- _YOUR GOAL_
Reproduce every line of the listing below verbatim, omitting any pictures from your response.

- _Saved data entries_

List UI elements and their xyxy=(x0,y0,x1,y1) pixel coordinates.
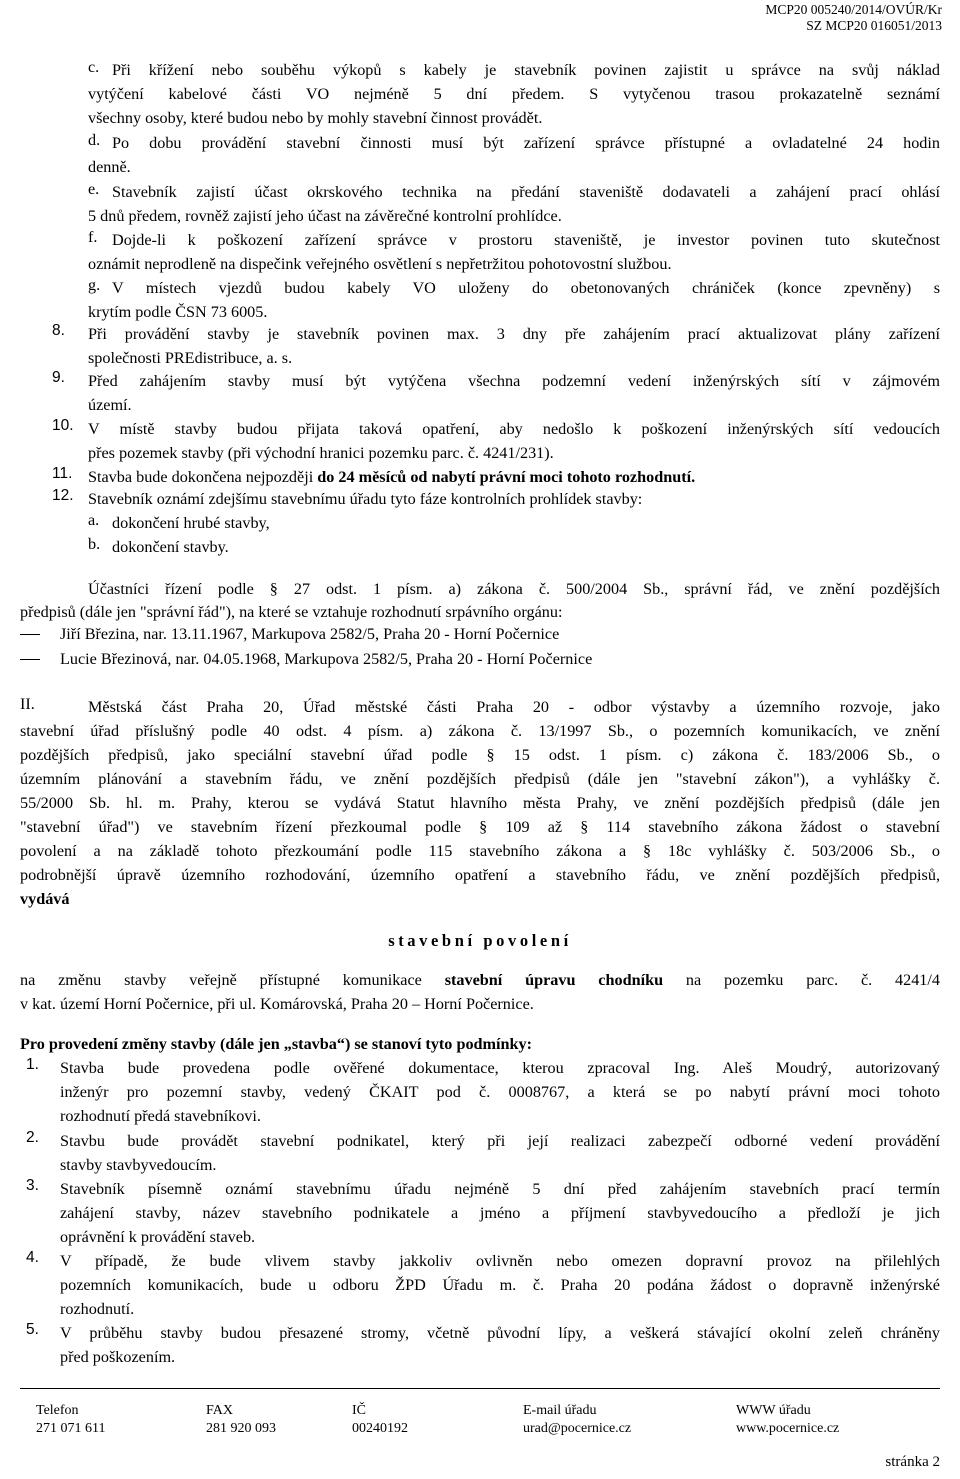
footer-phone: Telefon 271 071 611 xyxy=(36,1403,106,1436)
list-dash xyxy=(20,659,40,660)
footer-fax: FAX 281 920 093 xyxy=(206,1403,276,1436)
reference-number: MCP20 005240/2014/OVÚR/Kr SZ MCP20 016051/2013 xyxy=(765,2,942,33)
deadline-text: do 24 měsíců od nabytí právní moci tohoto rozhodnutí. xyxy=(317,468,696,486)
footer-ic: IČ 00240192 xyxy=(352,1403,408,1436)
conditions-title: Pro provedení změny stavby (dále jen „stavba“) se stanoví tyto podmínky: xyxy=(20,1035,533,1053)
email-link[interactable]: urad@pocernice.cz xyxy=(523,1421,632,1436)
list-dash xyxy=(20,634,40,635)
participant: Jiří Březina, nar. 13.11.1967, Markupova 2582/5, Praha 20 - Horní Počernice xyxy=(60,625,560,643)
footer-www: WWW úřadu www.pocernice.cz xyxy=(736,1403,840,1436)
footer-email: E-mail úřadu urad@pocernice.cz xyxy=(523,1403,632,1436)
footer-divider xyxy=(20,1388,940,1389)
page-number: stránka 2 xyxy=(885,1454,940,1470)
participant: Lucie Březinová, nar. 04.05.1968, Markupova 2582/5, Praha 20 - Horní Počernice xyxy=(60,650,593,668)
website-link[interactable]: www.pocernice.cz xyxy=(736,1421,840,1436)
vydava-word: vydává xyxy=(20,890,70,908)
permit-title: stavební povolení xyxy=(388,931,572,950)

- _SOLUTION FOR THIS PROBLEM_
List UI elements and their xyxy=(x0,y0,x1,y1) pixel coordinates.
footer-phone: Telefon 271 071 611 xyxy=(36,1403,106,1436)
list-dash xyxy=(20,659,40,660)
footer-fax: FAX 281 920 093 xyxy=(206,1403,276,1436)
reference-number: MCP20 005240/2014/OVÚR/Kr SZ MCP20 016051/2013 xyxy=(765,2,942,33)
deadline-text: do 24 měsíců od nabytí právní moci tohoto rozhodnutí. xyxy=(317,468,696,486)
footer-ic: IČ 00240192 xyxy=(352,1403,408,1436)
conditions-title: Pro provedení změny stavby (dále jen „stavba“) se stanoví tyto podmínky: xyxy=(20,1035,533,1053)
email-link[interactable]: urad@pocernice.cz xyxy=(523,1421,632,1436)
list-dash xyxy=(20,634,40,635)
participant: Jiří Březina, nar. 13.11.1967, Markupova 2582/5, Praha 20 - Horní Počernice xyxy=(60,625,560,643)
footer-www: WWW úřadu www.pocernice.cz xyxy=(736,1403,840,1436)
footer-email: E-mail úřadu urad@pocernice.cz xyxy=(523,1403,632,1436)
footer-divider xyxy=(20,1388,940,1389)
page-number: stránka 2 xyxy=(885,1454,940,1470)
participant: Lucie Březinová, nar. 04.05.1968, Markupova 2582/5, Praha 20 - Horní Počernice xyxy=(60,650,593,668)
website-link[interactable]: www.pocernice.cz xyxy=(736,1421,840,1436)
vydava-word: vydává xyxy=(20,890,70,908)
permit-title: stavební povolení xyxy=(388,931,572,950)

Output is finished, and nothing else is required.